Task to carry out:
Print all of the data exactly as written.

[Records excerpted from a collection]
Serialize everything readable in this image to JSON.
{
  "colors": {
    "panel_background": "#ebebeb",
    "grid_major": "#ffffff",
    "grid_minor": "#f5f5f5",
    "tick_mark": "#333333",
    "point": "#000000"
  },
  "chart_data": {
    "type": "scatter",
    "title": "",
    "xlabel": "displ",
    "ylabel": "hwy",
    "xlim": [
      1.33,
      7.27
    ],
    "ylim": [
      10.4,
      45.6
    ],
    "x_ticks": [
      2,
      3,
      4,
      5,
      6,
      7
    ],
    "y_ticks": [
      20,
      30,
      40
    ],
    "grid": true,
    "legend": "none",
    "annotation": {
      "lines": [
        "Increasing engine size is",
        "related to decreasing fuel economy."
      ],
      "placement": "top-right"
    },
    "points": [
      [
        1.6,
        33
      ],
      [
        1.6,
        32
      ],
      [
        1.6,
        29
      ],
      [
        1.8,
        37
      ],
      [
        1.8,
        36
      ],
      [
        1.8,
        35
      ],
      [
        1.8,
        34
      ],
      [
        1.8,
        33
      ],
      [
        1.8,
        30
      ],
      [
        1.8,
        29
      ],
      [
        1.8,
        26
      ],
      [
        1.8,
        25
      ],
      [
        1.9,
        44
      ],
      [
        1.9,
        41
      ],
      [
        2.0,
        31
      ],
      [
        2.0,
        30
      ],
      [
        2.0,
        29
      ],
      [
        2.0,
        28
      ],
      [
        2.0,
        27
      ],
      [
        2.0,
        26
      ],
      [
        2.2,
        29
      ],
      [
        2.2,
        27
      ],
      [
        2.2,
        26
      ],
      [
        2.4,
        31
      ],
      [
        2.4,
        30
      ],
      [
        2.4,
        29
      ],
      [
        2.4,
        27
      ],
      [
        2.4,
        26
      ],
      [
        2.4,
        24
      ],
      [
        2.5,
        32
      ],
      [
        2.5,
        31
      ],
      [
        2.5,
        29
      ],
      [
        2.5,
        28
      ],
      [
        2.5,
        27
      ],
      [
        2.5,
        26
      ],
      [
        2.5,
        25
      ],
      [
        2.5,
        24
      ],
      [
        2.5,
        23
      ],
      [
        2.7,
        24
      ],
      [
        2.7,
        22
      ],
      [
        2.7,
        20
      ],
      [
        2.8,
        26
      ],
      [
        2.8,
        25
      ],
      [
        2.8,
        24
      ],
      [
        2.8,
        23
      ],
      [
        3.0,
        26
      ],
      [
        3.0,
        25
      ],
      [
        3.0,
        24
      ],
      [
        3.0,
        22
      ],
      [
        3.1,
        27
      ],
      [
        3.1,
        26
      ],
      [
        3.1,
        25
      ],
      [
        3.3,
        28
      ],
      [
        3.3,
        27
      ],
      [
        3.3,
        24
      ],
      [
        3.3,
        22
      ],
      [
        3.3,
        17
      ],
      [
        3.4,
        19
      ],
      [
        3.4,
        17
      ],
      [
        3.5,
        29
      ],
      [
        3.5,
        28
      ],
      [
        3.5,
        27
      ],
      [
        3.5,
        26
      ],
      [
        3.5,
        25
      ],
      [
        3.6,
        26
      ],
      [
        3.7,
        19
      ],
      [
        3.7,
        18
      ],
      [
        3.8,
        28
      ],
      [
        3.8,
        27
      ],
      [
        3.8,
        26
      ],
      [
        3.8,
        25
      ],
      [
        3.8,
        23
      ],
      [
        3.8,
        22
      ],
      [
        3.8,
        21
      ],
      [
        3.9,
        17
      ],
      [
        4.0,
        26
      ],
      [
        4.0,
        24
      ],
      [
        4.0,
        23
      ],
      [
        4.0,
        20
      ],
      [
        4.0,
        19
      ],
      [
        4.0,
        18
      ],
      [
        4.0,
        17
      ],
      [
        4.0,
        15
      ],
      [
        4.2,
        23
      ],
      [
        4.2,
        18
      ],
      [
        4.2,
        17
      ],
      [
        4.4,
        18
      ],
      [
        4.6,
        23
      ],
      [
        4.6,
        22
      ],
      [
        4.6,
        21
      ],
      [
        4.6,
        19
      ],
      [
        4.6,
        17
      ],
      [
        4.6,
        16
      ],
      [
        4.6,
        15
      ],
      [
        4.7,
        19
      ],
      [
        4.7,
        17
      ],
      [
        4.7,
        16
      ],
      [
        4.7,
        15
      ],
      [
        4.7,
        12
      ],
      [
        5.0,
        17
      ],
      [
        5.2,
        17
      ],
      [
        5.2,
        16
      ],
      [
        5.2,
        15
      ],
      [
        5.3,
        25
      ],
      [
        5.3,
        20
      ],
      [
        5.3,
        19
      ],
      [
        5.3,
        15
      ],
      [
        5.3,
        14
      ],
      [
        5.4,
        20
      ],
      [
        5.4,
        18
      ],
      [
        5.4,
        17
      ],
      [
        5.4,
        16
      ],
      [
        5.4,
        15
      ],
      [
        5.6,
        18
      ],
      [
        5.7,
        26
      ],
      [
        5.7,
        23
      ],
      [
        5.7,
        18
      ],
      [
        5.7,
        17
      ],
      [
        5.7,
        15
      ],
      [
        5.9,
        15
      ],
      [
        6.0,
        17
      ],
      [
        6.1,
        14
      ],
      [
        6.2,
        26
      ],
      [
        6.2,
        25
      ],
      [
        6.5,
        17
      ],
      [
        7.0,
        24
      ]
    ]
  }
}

Correct result:
Serialize everything readable in this image to JSON.
{
  "colors": {
    "panel_background": "#ebebeb",
    "grid_major": "#ffffff",
    "grid_minor": "#f5f5f5",
    "tick_mark": "#333333",
    "point": "#000000"
  },
  "chart_data": {
    "type": "scatter",
    "title": "",
    "xlabel": "displ",
    "ylabel": "hwy",
    "xlim": [
      1.33,
      7.27
    ],
    "ylim": [
      10.4,
      45.6
    ],
    "x_ticks": [
      2,
      3,
      4,
      5,
      6,
      7
    ],
    "y_ticks": [
      20,
      30,
      40
    ],
    "grid": true,
    "legend": "none",
    "annotation": {
      "lines": [
        "Increasing engine size is",
        "related to decreasing fuel economy."
      ],
      "placement": "top-right"
    },
    "points": [
      [
        1.6,
        33
      ],
      [
        1.6,
        32
      ],
      [
        1.6,
        29
      ],
      [
        1.8,
        37
      ],
      [
        1.8,
        36
      ],
      [
        1.8,
        35
      ],
      [
        1.8,
        34
      ],
      [
        1.8,
        33
      ],
      [
        1.8,
        30
      ],
      [
        1.8,
        29
      ],
      [
        1.8,
        26
      ],
      [
        1.8,
        25
      ],
      [
        1.9,
        44
      ],
      [
        1.9,
        41
      ],
      [
        2.0,
        31
      ],
      [
        2.0,
        30
      ],
      [
        2.0,
        29
      ],
      [
        2.0,
        28
      ],
      [
        2.0,
        27
      ],
      [
        2.0,
        26
      ],
      [
        2.2,
        29
      ],
      [
        2.2,
        27
      ],
      [
        2.2,
        26
      ],
      [
        2.4,
        31
      ],
      [
        2.4,
        30
      ],
      [
        2.4,
        29
      ],
      [
        2.4,
        27
      ],
      [
        2.4,
        26
      ],
      [
        2.4,
        24
      ],
      [
        2.5,
        32
      ],
      [
        2.5,
        31
      ],
      [
        2.5,
        29
      ],
      [
        2.5,
        28
      ],
      [
        2.5,
        27
      ],
      [
        2.5,
        26
      ],
      [
        2.5,
        25
      ],
      [
        2.5,
        24
      ],
      [
        2.5,
        23
      ],
      [
        2.7,
        24
      ],
      [
        2.7,
        22
      ],
      [
        2.7,
        20
      ],
      [
        2.8,
        26
      ],
      [
        2.8,
        25
      ],
      [
        2.8,
        24
      ],
      [
        2.8,
        23
      ],
      [
        3.0,
        26
      ],
      [
        3.0,
        25
      ],
      [
        3.0,
        24
      ],
      [
        3.0,
        22
      ],
      [
        3.1,
        27
      ],
      [
        3.1,
        26
      ],
      [
        3.1,
        25
      ],
      [
        3.3,
        28
      ],
      [
        3.3,
        27
      ],
      [
        3.3,
        24
      ],
      [
        3.3,
        22
      ],
      [
        3.3,
        17
      ],
      [
        3.4,
        19
      ],
      [
        3.4,
        17
      ],
      [
        3.5,
        29
      ],
      [
        3.5,
        28
      ],
      [
        3.5,
        27
      ],
      [
        3.5,
        26
      ],
      [
        3.5,
        25
      ],
      [
        3.6,
        26
      ],
      [
        3.7,
        19
      ],
      [
        3.7,
        18
      ],
      [
        3.8,
        28
      ],
      [
        3.8,
        27
      ],
      [
        3.8,
        26
      ],
      [
        3.8,
        25
      ],
      [
        3.8,
        23
      ],
      [
        3.8,
        22
      ],
      [
        3.8,
        21
      ],
      [
        3.9,
        17
      ],
      [
        4.0,
        26
      ],
      [
        4.0,
        24
      ],
      [
        4.0,
        23
      ],
      [
        4.0,
        20
      ],
      [
        4.0,
        19
      ],
      [
        4.0,
        18
      ],
      [
        4.0,
        17
      ],
      [
        4.0,
        15
      ],
      [
        4.2,
        23
      ],
      [
        4.2,
        18
      ],
      [
        4.2,
        17
      ],
      [
        4.4,
        18
      ],
      [
        4.6,
        23
      ],
      [
        4.6,
        22
      ],
      [
        4.6,
        21
      ],
      [
        4.6,
        19
      ],
      [
        4.6,
        17
      ],
      [
        4.6,
        16
      ],
      [
        4.6,
        15
      ],
      [
        4.7,
        19
      ],
      [
        4.7,
        17
      ],
      [
        4.7,
        16
      ],
      [
        4.7,
        15
      ],
      [
        4.7,
        12
      ],
      [
        5.0,
        17
      ],
      [
        5.2,
        17
      ],
      [
        5.2,
        16
      ],
      [
        5.2,
        15
      ],
      [
        5.3,
        25
      ],
      [
        5.3,
        20
      ],
      [
        5.3,
        19
      ],
      [
        5.3,
        15
      ],
      [
        5.3,
        14
      ],
      [
        5.4,
        20
      ],
      [
        5.4,
        18
      ],
      [
        5.4,
        17
      ],
      [
        5.4,
        16
      ],
      [
        5.4,
        15
      ],
      [
        5.6,
        18
      ],
      [
        5.7,
        26
      ],
      [
        5.7,
        23
      ],
      [
        5.7,
        18
      ],
      [
        5.7,
        17
      ],
      [
        5.7,
        15
      ],
      [
        5.9,
        15
      ],
      [
        6.0,
        17
      ],
      [
        6.1,
        14
      ],
      [
        6.2,
        26
      ],
      [
        6.2,
        25
      ],
      [
        6.5,
        17
      ],
      [
        7.0,
        24
      ]
    ]
  }
}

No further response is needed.